(Beginning of RECORDS FOR THIS EXERCISE)

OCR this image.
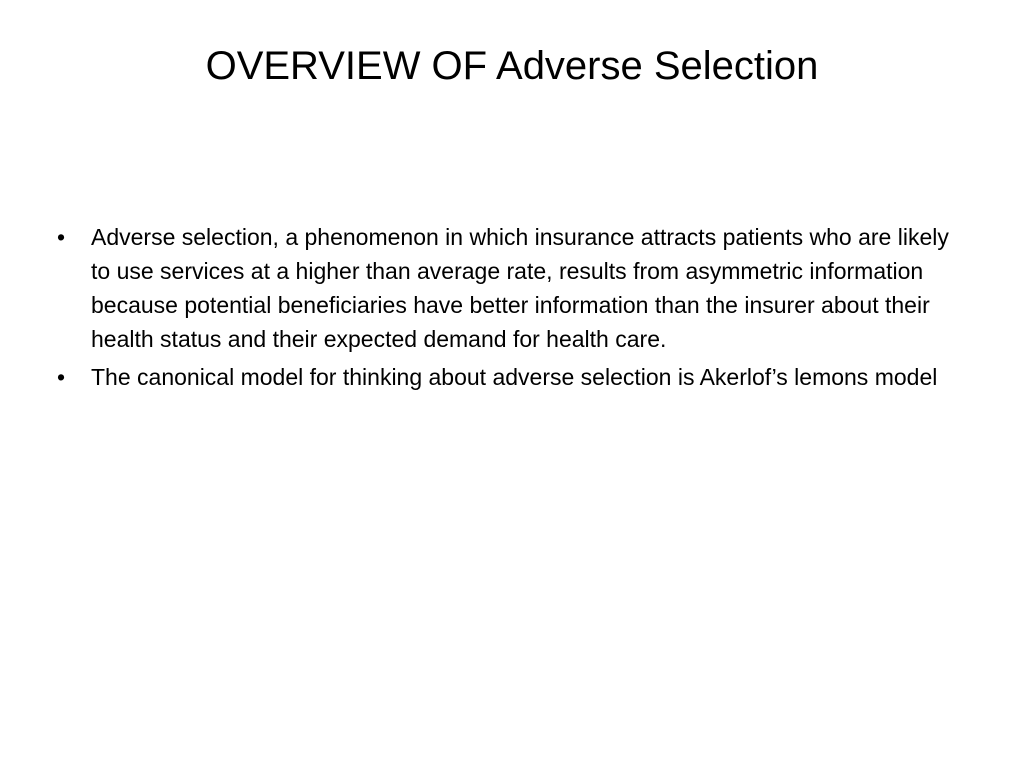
OVERVIEW OF Adverse Selection
• Adverse selection, a phenomenon in which insurance attracts patients who are likely to use services at a higher than average rate, results from asymmetric information because potential beneficiaries have better information than the insurer about their health status and their expected demand for health care.
• The canonical model for thinking about adverse selection is Akerlof’s lemons model
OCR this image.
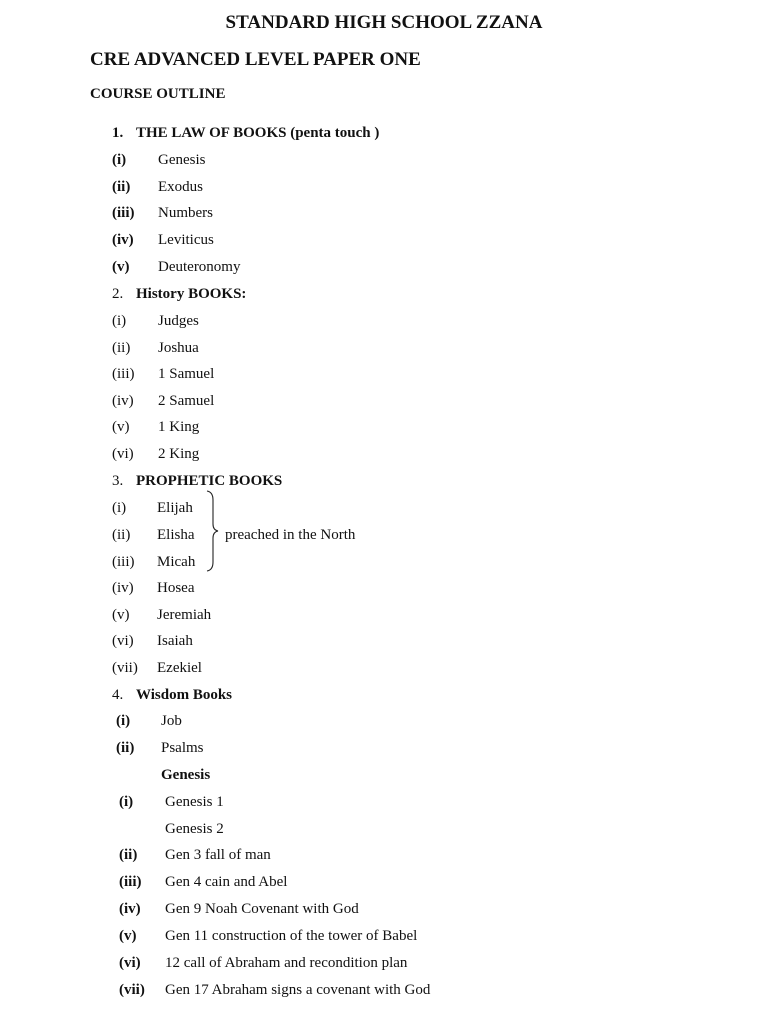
STANDARD HIGH SCHOOL ZZANA
CRE ADVANCED LEVEL PAPER ONE
COURSE OUTLINE
1. THE LAW OF BOOKS (penta touch )
(i) Genesis
(ii) Exodus
(iii) Numbers
(iv) Leviticus
(v) Deuteronomy
2. History BOOKS:
(i) Judges
(ii) Joshua
(iii) 1 Samuel
(iv) 2 Samuel
(v) 1 King
(vi) 2 King
3. PROPHETIC BOOKS
(i) Elijah
(ii) Elisha
(iii) Micah
preached in the North
(iv) Hosea
(v) Jeremiah
(vi) Isaiah
(vii) Ezekiel
4. Wisdom Books
(i) Job
(ii) Psalms
Genesis
(i) Genesis 1
Genesis 2
(ii) Gen 3 fall of man
(iii) Gen 4 cain and Abel
(iv) Gen 9 Noah Covenant with God
(v) Gen 11 construction of the tower of Babel
(vi) 12 call of Abraham and recondition plan
(vii) Gen 17 Abraham signs a covenant with God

(End of RECORDS FOR THIS EXERCISE)

Pictures aside, print every line of the material exactly.

- **RESPONSE**
OCR this image.
OVERVIEW OF Adverse Selection
• Adverse selection, a phenomenon in which insurance attracts patients who are likely to use services at a higher than average rate, results from asymmetric information because potential beneficiaries have better information than the insurer about their health status and their expected demand for health care.
• The canonical model for thinking about adverse selection is Akerlof’s lemons model
OCR this image.
STANDARD HIGH SCHOOL ZZANA
CRE ADVANCED LEVEL PAPER ONE
COURSE OUTLINE
1. THE LAW OF BOOKS (penta touch )
(i) Genesis
(ii) Exodus
(iii) Numbers
(iv) Leviticus
(v) Deuteronomy
2. History BOOKS:
(i) Judges
(ii) Joshua
(iii) 1 Samuel
(iv) 2 Samuel
(v) 1 King
(vi) 2 King
3. PROPHETIC BOOKS
(i) Elijah
(ii) Elisha
(iii) Micah
preached in the North
(iv) Hosea
(v) Jeremiah
(vi) Isaiah
(vii) Ezekiel
4. Wisdom Books
(i) Job
(ii) Psalms
Genesis
(i) Genesis 1
Genesis 2
(ii) Gen 3 fall of man
(iii) Gen 4 cain and Abel
(iv) Gen 9 Noah Covenant with God
(v) Gen 11 construction of the tower of Babel
(vi) 12 call of Abraham and recondition plan
(vii) Gen 17 Abraham signs a covenant with God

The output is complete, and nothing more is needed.